* Start Source records *
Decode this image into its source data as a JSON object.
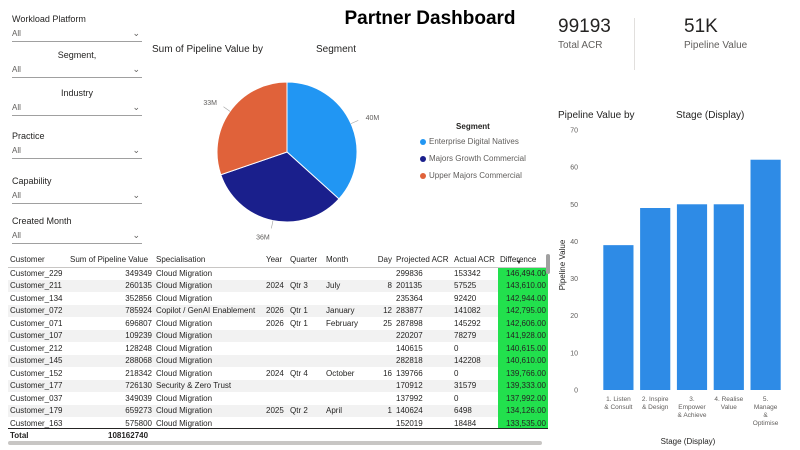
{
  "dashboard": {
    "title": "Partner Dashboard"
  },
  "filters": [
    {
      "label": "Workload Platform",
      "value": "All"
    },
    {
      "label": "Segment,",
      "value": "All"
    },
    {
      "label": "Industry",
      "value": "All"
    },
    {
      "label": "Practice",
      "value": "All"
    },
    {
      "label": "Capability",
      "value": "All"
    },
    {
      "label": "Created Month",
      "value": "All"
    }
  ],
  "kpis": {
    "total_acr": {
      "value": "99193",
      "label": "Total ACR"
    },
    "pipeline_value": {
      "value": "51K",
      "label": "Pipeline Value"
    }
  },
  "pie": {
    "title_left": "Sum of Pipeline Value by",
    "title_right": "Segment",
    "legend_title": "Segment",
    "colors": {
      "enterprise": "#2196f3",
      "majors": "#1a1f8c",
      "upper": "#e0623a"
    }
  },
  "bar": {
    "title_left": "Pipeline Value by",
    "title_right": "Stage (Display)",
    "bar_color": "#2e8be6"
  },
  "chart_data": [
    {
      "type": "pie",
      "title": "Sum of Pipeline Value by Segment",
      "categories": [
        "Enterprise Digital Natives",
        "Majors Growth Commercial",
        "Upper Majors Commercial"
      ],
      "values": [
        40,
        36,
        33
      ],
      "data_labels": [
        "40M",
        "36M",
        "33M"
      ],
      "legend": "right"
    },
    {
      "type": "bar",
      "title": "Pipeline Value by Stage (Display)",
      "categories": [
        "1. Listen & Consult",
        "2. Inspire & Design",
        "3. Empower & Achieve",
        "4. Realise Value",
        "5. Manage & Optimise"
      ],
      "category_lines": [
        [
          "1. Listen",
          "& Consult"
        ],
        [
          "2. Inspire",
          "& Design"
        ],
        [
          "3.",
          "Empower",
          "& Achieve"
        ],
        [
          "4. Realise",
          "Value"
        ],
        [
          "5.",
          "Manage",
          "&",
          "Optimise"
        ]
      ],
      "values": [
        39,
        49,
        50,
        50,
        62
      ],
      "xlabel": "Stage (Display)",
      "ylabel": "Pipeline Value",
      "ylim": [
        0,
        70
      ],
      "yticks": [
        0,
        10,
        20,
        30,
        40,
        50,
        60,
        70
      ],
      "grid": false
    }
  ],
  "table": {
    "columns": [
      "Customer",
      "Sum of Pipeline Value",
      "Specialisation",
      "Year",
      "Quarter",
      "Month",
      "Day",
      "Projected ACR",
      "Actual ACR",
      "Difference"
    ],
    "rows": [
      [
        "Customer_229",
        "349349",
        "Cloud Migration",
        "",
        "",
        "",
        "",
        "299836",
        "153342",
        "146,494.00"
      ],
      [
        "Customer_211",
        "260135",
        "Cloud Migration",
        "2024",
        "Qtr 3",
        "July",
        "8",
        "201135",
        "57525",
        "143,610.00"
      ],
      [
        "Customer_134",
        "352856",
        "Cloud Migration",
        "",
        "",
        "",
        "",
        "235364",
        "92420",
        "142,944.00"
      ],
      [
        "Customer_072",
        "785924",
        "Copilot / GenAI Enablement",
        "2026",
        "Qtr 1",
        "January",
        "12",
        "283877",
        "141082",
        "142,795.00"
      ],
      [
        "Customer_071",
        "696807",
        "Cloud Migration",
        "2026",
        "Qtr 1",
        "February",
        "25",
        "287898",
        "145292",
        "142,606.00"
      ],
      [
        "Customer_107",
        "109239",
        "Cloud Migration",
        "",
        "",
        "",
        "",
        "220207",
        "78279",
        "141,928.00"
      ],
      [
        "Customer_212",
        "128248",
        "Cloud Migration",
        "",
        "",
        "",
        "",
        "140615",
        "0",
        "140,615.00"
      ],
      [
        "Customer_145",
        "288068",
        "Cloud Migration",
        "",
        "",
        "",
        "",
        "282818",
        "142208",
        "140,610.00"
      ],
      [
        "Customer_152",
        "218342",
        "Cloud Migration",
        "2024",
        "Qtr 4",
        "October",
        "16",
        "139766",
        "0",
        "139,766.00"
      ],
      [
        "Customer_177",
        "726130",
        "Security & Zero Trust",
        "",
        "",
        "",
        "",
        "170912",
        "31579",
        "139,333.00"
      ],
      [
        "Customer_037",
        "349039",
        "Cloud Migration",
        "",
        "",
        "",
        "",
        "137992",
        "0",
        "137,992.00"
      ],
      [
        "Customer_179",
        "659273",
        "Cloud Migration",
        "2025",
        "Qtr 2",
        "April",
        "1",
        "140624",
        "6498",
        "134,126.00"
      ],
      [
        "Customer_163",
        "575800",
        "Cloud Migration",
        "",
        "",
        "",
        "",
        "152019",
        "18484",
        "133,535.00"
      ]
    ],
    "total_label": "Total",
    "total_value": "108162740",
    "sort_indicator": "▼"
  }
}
* End Source records *
* Start Source records *
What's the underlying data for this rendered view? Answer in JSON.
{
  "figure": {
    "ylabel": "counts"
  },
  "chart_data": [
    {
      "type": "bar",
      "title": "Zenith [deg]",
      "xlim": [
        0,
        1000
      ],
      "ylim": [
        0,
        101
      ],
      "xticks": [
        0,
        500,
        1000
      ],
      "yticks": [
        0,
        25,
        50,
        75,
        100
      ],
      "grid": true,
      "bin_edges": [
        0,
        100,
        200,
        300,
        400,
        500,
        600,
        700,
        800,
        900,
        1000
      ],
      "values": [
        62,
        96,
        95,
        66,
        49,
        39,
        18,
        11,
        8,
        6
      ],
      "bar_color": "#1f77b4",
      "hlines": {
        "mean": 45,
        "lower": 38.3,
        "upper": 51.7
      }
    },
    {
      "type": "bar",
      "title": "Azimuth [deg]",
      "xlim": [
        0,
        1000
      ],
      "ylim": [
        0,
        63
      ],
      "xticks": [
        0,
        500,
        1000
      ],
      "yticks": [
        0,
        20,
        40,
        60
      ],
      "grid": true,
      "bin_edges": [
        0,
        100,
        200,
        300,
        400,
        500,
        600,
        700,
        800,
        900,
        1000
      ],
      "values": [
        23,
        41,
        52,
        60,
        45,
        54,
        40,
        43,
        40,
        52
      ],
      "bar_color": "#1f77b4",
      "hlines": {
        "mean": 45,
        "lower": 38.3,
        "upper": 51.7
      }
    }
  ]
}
* End Source records *
* Start Source records *
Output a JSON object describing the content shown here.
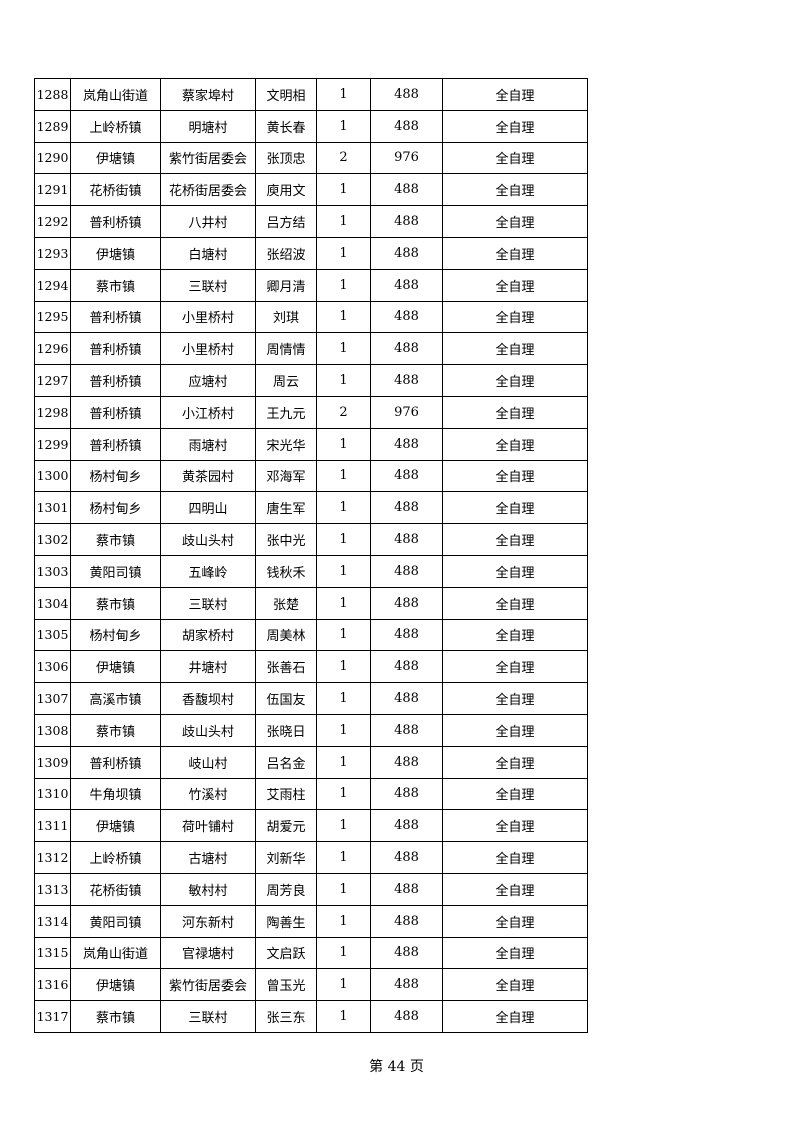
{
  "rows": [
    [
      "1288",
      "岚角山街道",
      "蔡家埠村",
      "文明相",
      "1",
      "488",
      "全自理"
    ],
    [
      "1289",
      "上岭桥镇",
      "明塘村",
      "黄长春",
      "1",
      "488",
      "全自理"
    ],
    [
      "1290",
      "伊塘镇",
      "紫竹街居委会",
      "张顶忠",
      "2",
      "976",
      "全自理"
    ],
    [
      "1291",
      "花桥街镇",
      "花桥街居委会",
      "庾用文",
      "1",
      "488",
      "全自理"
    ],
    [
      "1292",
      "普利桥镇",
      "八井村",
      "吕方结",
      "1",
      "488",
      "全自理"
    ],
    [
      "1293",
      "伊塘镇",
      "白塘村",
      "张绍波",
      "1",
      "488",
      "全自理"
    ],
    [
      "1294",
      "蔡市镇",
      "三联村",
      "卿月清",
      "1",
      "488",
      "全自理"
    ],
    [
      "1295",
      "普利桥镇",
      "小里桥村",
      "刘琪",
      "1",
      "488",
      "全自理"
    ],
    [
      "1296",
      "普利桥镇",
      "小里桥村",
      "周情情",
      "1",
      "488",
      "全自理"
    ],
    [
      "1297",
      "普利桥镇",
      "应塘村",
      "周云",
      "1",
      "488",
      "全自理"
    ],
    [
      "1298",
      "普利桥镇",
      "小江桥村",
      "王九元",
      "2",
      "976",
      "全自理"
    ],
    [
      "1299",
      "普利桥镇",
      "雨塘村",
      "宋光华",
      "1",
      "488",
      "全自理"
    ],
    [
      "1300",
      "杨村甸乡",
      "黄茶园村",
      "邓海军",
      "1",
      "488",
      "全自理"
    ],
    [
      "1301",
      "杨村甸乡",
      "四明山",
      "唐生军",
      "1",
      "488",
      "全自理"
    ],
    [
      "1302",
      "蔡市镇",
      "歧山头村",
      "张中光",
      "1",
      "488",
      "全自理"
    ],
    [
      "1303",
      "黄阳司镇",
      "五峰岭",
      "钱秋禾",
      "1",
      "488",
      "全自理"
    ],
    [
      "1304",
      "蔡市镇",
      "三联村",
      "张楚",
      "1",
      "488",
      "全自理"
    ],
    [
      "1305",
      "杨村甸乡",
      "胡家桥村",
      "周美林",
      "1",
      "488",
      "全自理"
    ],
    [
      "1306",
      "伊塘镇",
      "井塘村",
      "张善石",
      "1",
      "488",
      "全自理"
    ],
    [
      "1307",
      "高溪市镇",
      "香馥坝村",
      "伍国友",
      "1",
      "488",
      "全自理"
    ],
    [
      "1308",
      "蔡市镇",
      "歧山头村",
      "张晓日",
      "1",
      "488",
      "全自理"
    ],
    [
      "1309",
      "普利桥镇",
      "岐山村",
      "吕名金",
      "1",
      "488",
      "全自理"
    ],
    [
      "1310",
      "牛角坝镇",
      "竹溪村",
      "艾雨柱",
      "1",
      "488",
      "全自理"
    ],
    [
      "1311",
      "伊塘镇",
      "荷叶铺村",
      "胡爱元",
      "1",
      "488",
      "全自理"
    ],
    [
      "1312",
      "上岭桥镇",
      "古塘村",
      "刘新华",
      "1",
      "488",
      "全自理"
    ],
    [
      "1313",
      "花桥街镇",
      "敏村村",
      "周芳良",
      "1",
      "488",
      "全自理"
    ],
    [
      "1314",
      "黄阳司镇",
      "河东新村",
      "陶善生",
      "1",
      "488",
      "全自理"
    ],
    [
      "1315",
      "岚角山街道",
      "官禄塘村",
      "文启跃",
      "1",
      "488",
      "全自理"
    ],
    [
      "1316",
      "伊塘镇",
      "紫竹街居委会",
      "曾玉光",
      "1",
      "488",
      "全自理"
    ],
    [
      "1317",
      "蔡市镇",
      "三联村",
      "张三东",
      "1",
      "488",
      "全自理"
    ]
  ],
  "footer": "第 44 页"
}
* End Source records *
Within the listing above, find every line containing the string "Segment" and return it.

**Written response**.
      "label": "Segment,",
    "title_right": "Segment",
    "legend_title": "Segment",
      "title": "Sum of Pipeline Value by Segment",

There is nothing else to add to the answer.